*Goal*: Omit every picture and return the rest of the data unaltered.

── Data provided ──

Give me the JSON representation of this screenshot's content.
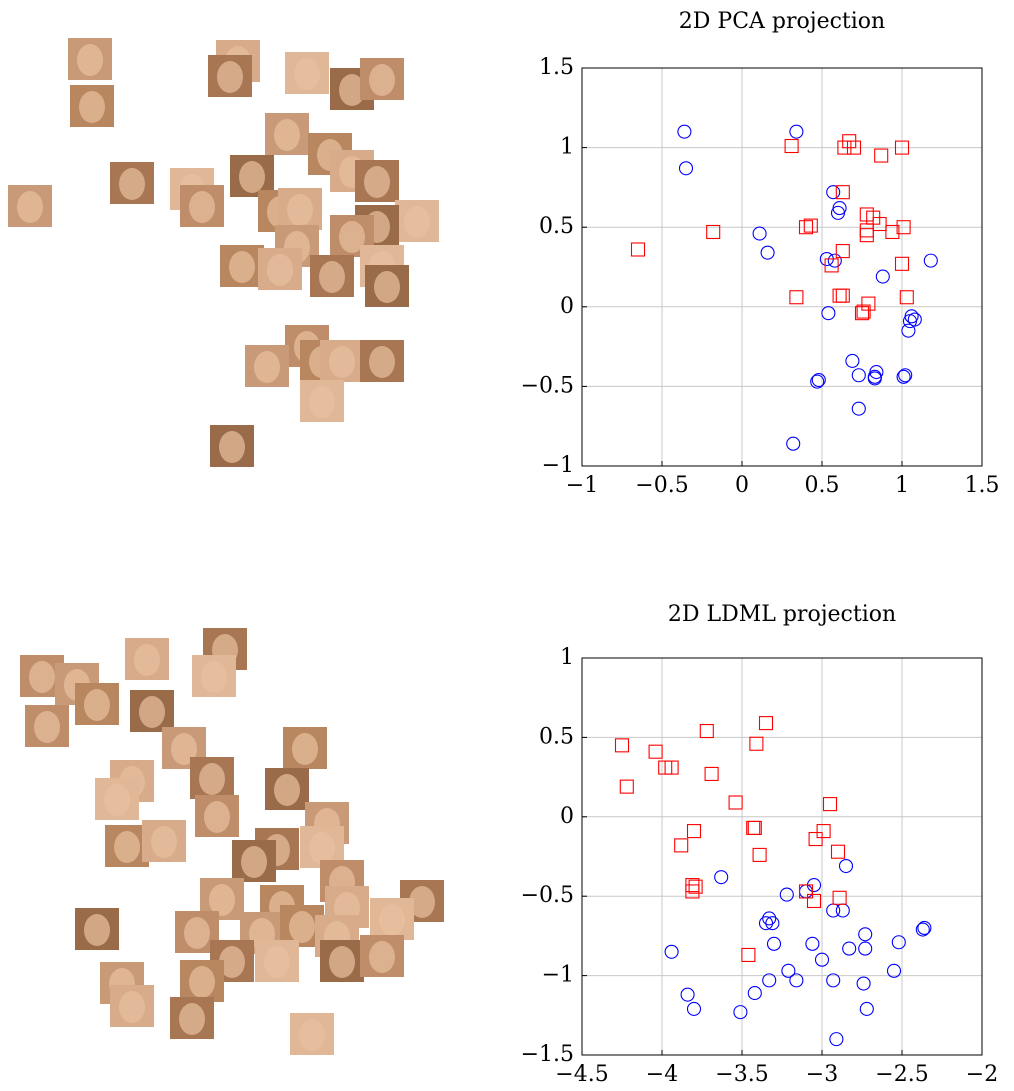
{
  "chart_data": [
    {
      "type": "scatter",
      "title": "2D PCA projection",
      "xlim": [
        -1,
        1.5
      ],
      "ylim": [
        -1,
        1.5
      ],
      "grid": true,
      "xticks": [
        {
          "value": -1,
          "label": "−1"
        },
        {
          "value": -0.5,
          "label": "−0.5"
        },
        0,
        0.5,
        1,
        1.5
      ],
      "yticks": [
        {
          "value": -1,
          "label": "−1"
        },
        {
          "value": -0.5,
          "label": "−0.5"
        },
        0,
        0.5,
        1,
        1.5
      ],
      "series": [
        {
          "color": "#0000ff",
          "marker": "circle",
          "x": [
            -0.36,
            -0.35,
            0.34,
            0.57,
            0.61,
            0.6,
            0.11,
            0.16,
            0.53,
            0.58,
            1.18,
            0.88,
            0.54,
            1.06,
            1.08,
            1.05,
            1.04,
            0.69,
            0.73,
            0.84,
            0.83,
            0.83,
            0.48,
            0.47,
            1.02,
            1.01,
            0.73,
            0.32
          ],
          "values": [
            1.1,
            0.87,
            1.1,
            0.72,
            0.62,
            0.59,
            0.46,
            0.34,
            0.3,
            0.29,
            0.29,
            0.19,
            -0.04,
            -0.06,
            -0.08,
            -0.09,
            -0.15,
            -0.34,
            -0.43,
            -0.41,
            -0.44,
            -0.45,
            -0.46,
            -0.47,
            -0.43,
            -0.44,
            -0.64,
            -0.86
          ]
        },
        {
          "color": "#ff0000",
          "marker": "square",
          "x": [
            0.67,
            0.64,
            0.7,
            0.31,
            1.0,
            0.87,
            0.63,
            0.43,
            0.4,
            0.82,
            0.78,
            0.86,
            1.01,
            0.78,
            0.78,
            0.94,
            -0.18,
            -0.65,
            0.63,
            0.56,
            1.0,
            0.61,
            0.63,
            0.34,
            1.03,
            0.79,
            0.76,
            0.75
          ],
          "values": [
            1.04,
            1.0,
            1.0,
            1.01,
            1.0,
            0.95,
            0.72,
            0.51,
            0.5,
            0.56,
            0.58,
            0.52,
            0.5,
            0.48,
            0.45,
            0.47,
            0.47,
            0.36,
            0.35,
            0.26,
            0.27,
            0.07,
            0.07,
            0.06,
            0.06,
            0.02,
            -0.03,
            -0.04
          ]
        }
      ]
    },
    {
      "type": "scatter",
      "title": "2D LDML projection",
      "xlim": [
        -4.5,
        -2
      ],
      "ylim": [
        -1.5,
        1
      ],
      "grid": true,
      "xticks": [
        {
          "value": -4.5,
          "label": "−4.5"
        },
        {
          "value": -4,
          "label": "−4"
        },
        {
          "value": -3.5,
          "label": "−3.5"
        },
        {
          "value": -3,
          "label": "−3"
        },
        {
          "value": -2.5,
          "label": "−2.5"
        },
        {
          "value": -2,
          "label": "−2"
        }
      ],
      "yticks": [
        {
          "value": -1.5,
          "label": "−1.5"
        },
        {
          "value": -1,
          "label": "−1"
        },
        {
          "value": -0.5,
          "label": "−0.5"
        },
        0,
        0.5,
        1
      ],
      "series": [
        {
          "color": "#0000ff",
          "marker": "circle",
          "x": [
            -2.85,
            -3.63,
            -3.05,
            -3.1,
            -3.22,
            -2.93,
            -2.87,
            -3.33,
            -3.35,
            -3.31,
            -2.73,
            -2.37,
            -2.36,
            -2.52,
            -3.3,
            -3.06,
            -2.83,
            -2.73,
            -3.94,
            -3.0,
            -3.21,
            -2.55,
            -3.16,
            -2.93,
            -3.33,
            -2.74,
            -3.84,
            -3.42,
            -3.8,
            -2.72,
            -3.51,
            -2.91
          ],
          "values": [
            -0.31,
            -0.38,
            -0.43,
            -0.47,
            -0.49,
            -0.59,
            -0.59,
            -0.64,
            -0.67,
            -0.67,
            -0.74,
            -0.71,
            -0.7,
            -0.79,
            -0.8,
            -0.8,
            -0.83,
            -0.83,
            -0.85,
            -0.9,
            -0.97,
            -0.97,
            -1.03,
            -1.03,
            -1.03,
            -1.05,
            -1.12,
            -1.11,
            -1.21,
            -1.21,
            -1.23,
            -1.4
          ]
        },
        {
          "color": "#ff0000",
          "marker": "square",
          "x": [
            -3.35,
            -3.72,
            -3.41,
            -4.25,
            -4.04,
            -3.98,
            -3.94,
            -3.69,
            -4.22,
            -3.54,
            -2.95,
            -2.99,
            -3.43,
            -3.42,
            -3.8,
            -3.04,
            -3.88,
            -2.9,
            -3.39,
            -3.81,
            -3.79,
            -3.81,
            -3.1,
            -2.89,
            -3.05,
            -3.46
          ],
          "values": [
            0.59,
            0.54,
            0.46,
            0.45,
            0.41,
            0.31,
            0.31,
            0.27,
            0.19,
            0.09,
            0.08,
            -0.09,
            -0.07,
            -0.07,
            -0.09,
            -0.14,
            -0.18,
            -0.22,
            -0.24,
            -0.43,
            -0.44,
            -0.47,
            -0.47,
            -0.51,
            -0.53,
            -0.87
          ]
        }
      ]
    }
  ]
}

───

*Response to this exercise*:
Give me the JSON representation of this screenshot's content.
{
  "chart_data": [
    {
      "type": "scatter",
      "title": "2D PCA projection",
      "xlim": [
        -1,
        1.5
      ],
      "ylim": [
        -1,
        1.5
      ],
      "grid": true,
      "xticks": [
        {
          "value": -1,
          "label": "−1"
        },
        {
          "value": -0.5,
          "label": "−0.5"
        },
        0,
        0.5,
        1,
        1.5
      ],
      "yticks": [
        {
          "value": -1,
          "label": "−1"
        },
        {
          "value": -0.5,
          "label": "−0.5"
        },
        0,
        0.5,
        1,
        1.5
      ],
      "series": [
        {
          "color": "#0000ff",
          "marker": "circle",
          "x": [
            -0.36,
            -0.35,
            0.34,
            0.57,
            0.61,
            0.6,
            0.11,
            0.16,
            0.53,
            0.58,
            1.18,
            0.88,
            0.54,
            1.06,
            1.08,
            1.05,
            1.04,
            0.69,
            0.73,
            0.84,
            0.83,
            0.83,
            0.48,
            0.47,
            1.02,
            1.01,
            0.73,
            0.32
          ],
          "values": [
            1.1,
            0.87,
            1.1,
            0.72,
            0.62,
            0.59,
            0.46,
            0.34,
            0.3,
            0.29,
            0.29,
            0.19,
            -0.04,
            -0.06,
            -0.08,
            -0.09,
            -0.15,
            -0.34,
            -0.43,
            -0.41,
            -0.44,
            -0.45,
            -0.46,
            -0.47,
            -0.43,
            -0.44,
            -0.64,
            -0.86
          ]
        },
        {
          "color": "#ff0000",
          "marker": "square",
          "x": [
            0.67,
            0.64,
            0.7,
            0.31,
            1.0,
            0.87,
            0.63,
            0.43,
            0.4,
            0.82,
            0.78,
            0.86,
            1.01,
            0.78,
            0.78,
            0.94,
            -0.18,
            -0.65,
            0.63,
            0.56,
            1.0,
            0.61,
            0.63,
            0.34,
            1.03,
            0.79,
            0.76,
            0.75
          ],
          "values": [
            1.04,
            1.0,
            1.0,
            1.01,
            1.0,
            0.95,
            0.72,
            0.51,
            0.5,
            0.56,
            0.58,
            0.52,
            0.5,
            0.48,
            0.45,
            0.47,
            0.47,
            0.36,
            0.35,
            0.26,
            0.27,
            0.07,
            0.07,
            0.06,
            0.06,
            0.02,
            -0.03,
            -0.04
          ]
        }
      ]
    },
    {
      "type": "scatter",
      "title": "2D LDML projection",
      "xlim": [
        -4.5,
        -2
      ],
      "ylim": [
        -1.5,
        1
      ],
      "grid": true,
      "xticks": [
        {
          "value": -4.5,
          "label": "−4.5"
        },
        {
          "value": -4,
          "label": "−4"
        },
        {
          "value": -3.5,
          "label": "−3.5"
        },
        {
          "value": -3,
          "label": "−3"
        },
        {
          "value": -2.5,
          "label": "−2.5"
        },
        {
          "value": -2,
          "label": "−2"
        }
      ],
      "yticks": [
        {
          "value": -1.5,
          "label": "−1.5"
        },
        {
          "value": -1,
          "label": "−1"
        },
        {
          "value": -0.5,
          "label": "−0.5"
        },
        0,
        0.5,
        1
      ],
      "series": [
        {
          "color": "#0000ff",
          "marker": "circle",
          "x": [
            -2.85,
            -3.63,
            -3.05,
            -3.1,
            -3.22,
            -2.93,
            -2.87,
            -3.33,
            -3.35,
            -3.31,
            -2.73,
            -2.37,
            -2.36,
            -2.52,
            -3.3,
            -3.06,
            -2.83,
            -2.73,
            -3.94,
            -3.0,
            -3.21,
            -2.55,
            -3.16,
            -2.93,
            -3.33,
            -2.74,
            -3.84,
            -3.42,
            -3.8,
            -2.72,
            -3.51,
            -2.91
          ],
          "values": [
            -0.31,
            -0.38,
            -0.43,
            -0.47,
            -0.49,
            -0.59,
            -0.59,
            -0.64,
            -0.67,
            -0.67,
            -0.74,
            -0.71,
            -0.7,
            -0.79,
            -0.8,
            -0.8,
            -0.83,
            -0.83,
            -0.85,
            -0.9,
            -0.97,
            -0.97,
            -1.03,
            -1.03,
            -1.03,
            -1.05,
            -1.12,
            -1.11,
            -1.21,
            -1.21,
            -1.23,
            -1.4
          ]
        },
        {
          "color": "#ff0000",
          "marker": "square",
          "x": [
            -3.35,
            -3.72,
            -3.41,
            -4.25,
            -4.04,
            -3.98,
            -3.94,
            -3.69,
            -4.22,
            -3.54,
            -2.95,
            -2.99,
            -3.43,
            -3.42,
            -3.8,
            -3.04,
            -3.88,
            -2.9,
            -3.39,
            -3.81,
            -3.79,
            -3.81,
            -3.1,
            -2.89,
            -3.05,
            -3.46
          ],
          "values": [
            0.59,
            0.54,
            0.46,
            0.45,
            0.41,
            0.31,
            0.31,
            0.27,
            0.19,
            0.09,
            0.08,
            -0.09,
            -0.07,
            -0.07,
            -0.09,
            -0.14,
            -0.18,
            -0.22,
            -0.24,
            -0.43,
            -0.44,
            -0.47,
            -0.47,
            -0.51,
            -0.53,
            -0.87
          ]
        }
      ]
    }
  ]
}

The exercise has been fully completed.